**WHAT IS NEEDED**
Using the BanyanDB self-observability text, answer these:
1. What is the minimum BanyanDB version required?
2. What is the default port of the single /metrics endpoint exposed by the FODC proxy?
3. Which SkyWalking entity represents one BanyanDB group?

**QUOTED TEXT**
--------------------
BanyanDB self-observability dashboard

Apache SkyWalking BanyanDB is the native storage for SkyWalking. A production deployment is one cluster made of many nodes, each running one or more containers with a role (liaison front door, data backend, and the lifecycle tier-migration sidecar), and data is organized into groups. SkyWalking models that reality directly and renders it on the Layer: BANYANDB dashboards in the Horizon UI:

SkyWalking entity	BanyanDB concept	Identity
`Service`	one BanyanDB cluster	the `cluster` label
`ServiceInstance`	one container on a node	`container_name` + `pod_name` (joined by `@`, e.g. `data@…-data-hot-0`)
↳ attributes	role / tier	`container_name` (`liaison`/`data`/`lifecycle`), `node_type` (`hot`/`warm`/`cold`), `node_role`, `pod_name`
`Endpoint`	one group (storage partition)	the `group` label (e.g. `sw_metricsMinute`)

Requires BanyanDB 0.11+. This feature reads the FODC-proxy cluster-observability metric families and the queue / lifecycle metric families that BanyanDB introduced after 0.10. Run a 0.11+ cluster with the FODC proxy and the Prometheus metrics provider enabled.

Data flow

Each BanyanDB container exposes its metrics; in a cluster the FODC proxy aggregates every container’s Prometheus metrics onto a single /metrics endpoint (default :17913) and stamps each sample with per-container identity labels (pod_name, container_name, node_role, and node_type on data containers).
--------------------
**RECORD SET**
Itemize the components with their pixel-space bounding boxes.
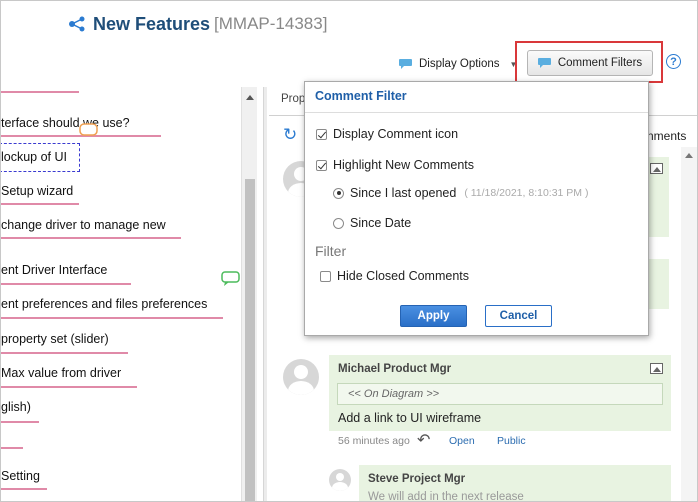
mindmap-node[interactable]: change driver to manage new <box>1 218 166 232</box>
mindmap-node[interactable]: ent Driver Interface <box>1 263 107 277</box>
display-comment-icon-label: Display Comment icon <box>333 127 459 141</box>
mindmap-scrollbar[interactable] <box>241 87 257 501</box>
mindmap-node[interactable]: Setting <box>1 469 40 483</box>
page-header: New Features [MMAP-14383] <box>67 11 327 37</box>
comment-marker-icon[interactable] <box>221 271 241 287</box>
comment-filter-popup: Comment Filter Display Comment icon High… <box>304 81 649 336</box>
scroll-thumb[interactable] <box>245 179 255 501</box>
display-comment-icon-option[interactable]: Display Comment icon <box>316 127 458 141</box>
refresh-icon[interactable]: ↻ <box>283 125 297 145</box>
mindmap-node[interactable]: glish) <box>1 400 31 414</box>
display-options-label: Display Options <box>419 58 500 70</box>
highlight-new-comments-checkbox[interactable] <box>316 159 327 171</box>
page-title: New Features <box>93 13 211 34</box>
display-comment-icon-checkbox[interactable] <box>316 128 327 140</box>
mindmap-canvas[interactable]: terface should we use? lockup of UI Setu… <box>1 87 257 501</box>
node-underline <box>1 386 137 388</box>
app-window: New Features [MMAP-14383] Display Option… <box>0 0 698 502</box>
open-status-link[interactable]: Open <box>449 435 475 447</box>
highlight-new-comments-option[interactable]: Highlight New Comments <box>316 158 474 172</box>
mindmap-node[interactable]: ent preferences and files preferences <box>1 297 207 311</box>
since-last-opened-option[interactable]: Since I last opened ( 11/18/2021, 8:10:3… <box>333 186 588 200</box>
pane-splitter[interactable] <box>263 87 267 501</box>
comment-icon <box>537 58 551 68</box>
comment-text: Add a link to UI wireframe <box>338 411 482 425</box>
node-underline <box>1 421 39 423</box>
filter-section-label: Filter <box>315 243 347 259</box>
since-date-label: Since Date <box>350 216 412 230</box>
comment-timestamp: 56 minutes ago <box>338 435 410 447</box>
since-date-radio[interactable] <box>333 217 344 229</box>
popup-title: Comment Filter <box>315 89 407 103</box>
avatar <box>329 469 351 491</box>
reply-icon[interactable]: ↶ <box>417 430 430 450</box>
comment-text: We will add in the next release <box>368 491 524 502</box>
mindmap-node[interactable]: terface should we use? <box>1 116 130 130</box>
node-underline <box>1 283 131 285</box>
comment-author: Michael Product Mgr <box>338 363 452 375</box>
diagram-reference[interactable]: << On Diagram >> <box>337 383 663 405</box>
highlight-new-comments-label: Highlight New Comments <box>333 158 475 172</box>
scroll-up-icon[interactable] <box>246 95 254 100</box>
avatar <box>283 359 319 395</box>
scroll-up-icon[interactable] <box>685 153 693 158</box>
since-last-opened-label: Since I last opened <box>350 186 457 200</box>
mindmap-node[interactable]: lockup of UI <box>1 150 67 164</box>
node-underline <box>1 488 47 490</box>
image-icon[interactable] <box>650 363 663 374</box>
node-underline <box>1 447 23 449</box>
item-key: [MMAP-14383] <box>214 14 328 33</box>
node-underline <box>1 203 79 205</box>
comments-header-text: nments <box>647 129 687 143</box>
image-icon[interactable] <box>650 163 663 174</box>
hide-closed-comments-option[interactable]: Hide Closed Comments <box>320 269 469 283</box>
comment-icon <box>399 59 412 69</box>
node-underline <box>1 317 223 319</box>
comments-scrollbar[interactable] <box>681 147 697 501</box>
node-underline <box>1 352 128 354</box>
cancel-button[interactable]: Cancel <box>485 305 552 327</box>
node-underline <box>1 237 181 239</box>
comment-filters-button[interactable]: Comment Filters <box>527 50 653 76</box>
comment-marker-icon[interactable] <box>79 123 99 137</box>
since-last-opened-radio[interactable] <box>333 187 344 199</box>
hide-closed-comments-label: Hide Closed Comments <box>337 269 469 283</box>
hide-closed-comments-checkbox[interactable] <box>320 270 331 282</box>
mindmap-node[interactable]: property set (slider) <box>1 332 109 346</box>
mindmap-node[interactable]: Max value from driver <box>1 366 121 380</box>
visibility-link[interactable]: Public <box>497 435 526 447</box>
apply-button[interactable]: Apply <box>400 305 467 327</box>
help-icon[interactable]: ? <box>666 54 681 69</box>
tab-properties[interactable]: Prop <box>281 93 305 105</box>
last-opened-date: ( 11/18/2021, 8:10:31 PM ) <box>464 187 589 199</box>
comment-filters-label: Comment Filters <box>557 57 643 69</box>
comment-author: Steve Project Mgr <box>368 473 466 485</box>
display-options-button[interactable]: Display Options ▼ <box>399 55 517 73</box>
mindmap-icon <box>69 16 85 32</box>
since-date-option[interactable]: Since Date <box>333 216 411 230</box>
mindmap-node[interactable]: Setup wizard <box>1 184 73 198</box>
popup-divider <box>305 112 648 113</box>
node-underline <box>1 91 79 93</box>
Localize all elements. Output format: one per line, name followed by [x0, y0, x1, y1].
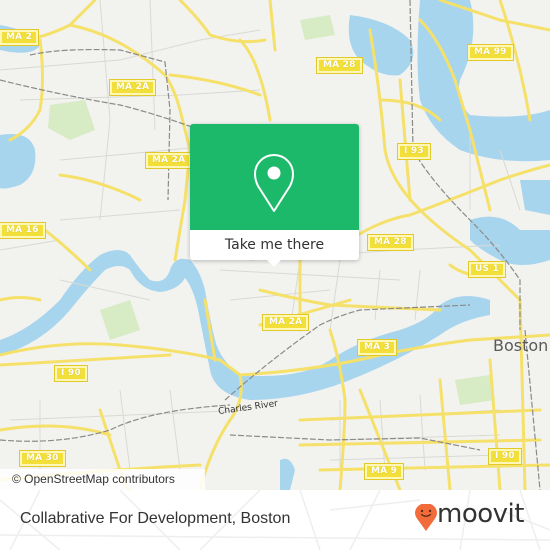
moovit-wordmark: moovit — [437, 499, 524, 529]
route-shield: MA 28 — [316, 57, 363, 74]
route-shield: MA 16 — [0, 222, 46, 239]
map-attribution[interactable]: © OpenStreetMap contributors — [0, 469, 205, 490]
route-shield: I 90 — [488, 448, 522, 465]
popup-header — [190, 124, 359, 230]
moovit-logo[interactable]: moovit — [415, 499, 540, 540]
route-shield: US 1 — [468, 261, 506, 278]
popup-tail — [266, 259, 282, 267]
route-shield: MA 2A — [108, 79, 157, 96]
route-shield: I 90 — [54, 365, 88, 382]
route-shield: MA 2A — [261, 314, 310, 331]
location-popup[interactable]: Take me there — [190, 124, 359, 267]
map-pin-icon — [254, 154, 294, 212]
city-label: Boston — [493, 336, 549, 355]
route-shield: MA 3 — [356, 339, 398, 356]
route-shield: MA 2A — [144, 152, 193, 169]
moovit-pin-icon — [415, 504, 437, 531]
route-shield: I 93 — [397, 143, 431, 160]
map[interactable]: MA 2 MA 2A MA 2A MA 2A MA 28 MA 28 MA 99… — [0, 0, 550, 490]
route-shield: MA 2 — [0, 29, 40, 46]
footer: Collabrative For Development, Boston moo… — [0, 490, 550, 550]
route-shield: MA 9 — [363, 463, 405, 480]
place-name: Collabrative For Development, Boston — [20, 510, 291, 527]
route-shield: MA 30 — [19, 450, 66, 467]
take-me-there-button[interactable]: Take me there — [190, 230, 359, 260]
route-shield: MA 28 — [367, 234, 414, 251]
route-shield: MA 99 — [467, 44, 514, 61]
--------------------
**RESULT**
1. BanyanDB 0.11 or later.
2. 17913.
3. `Endpoint`.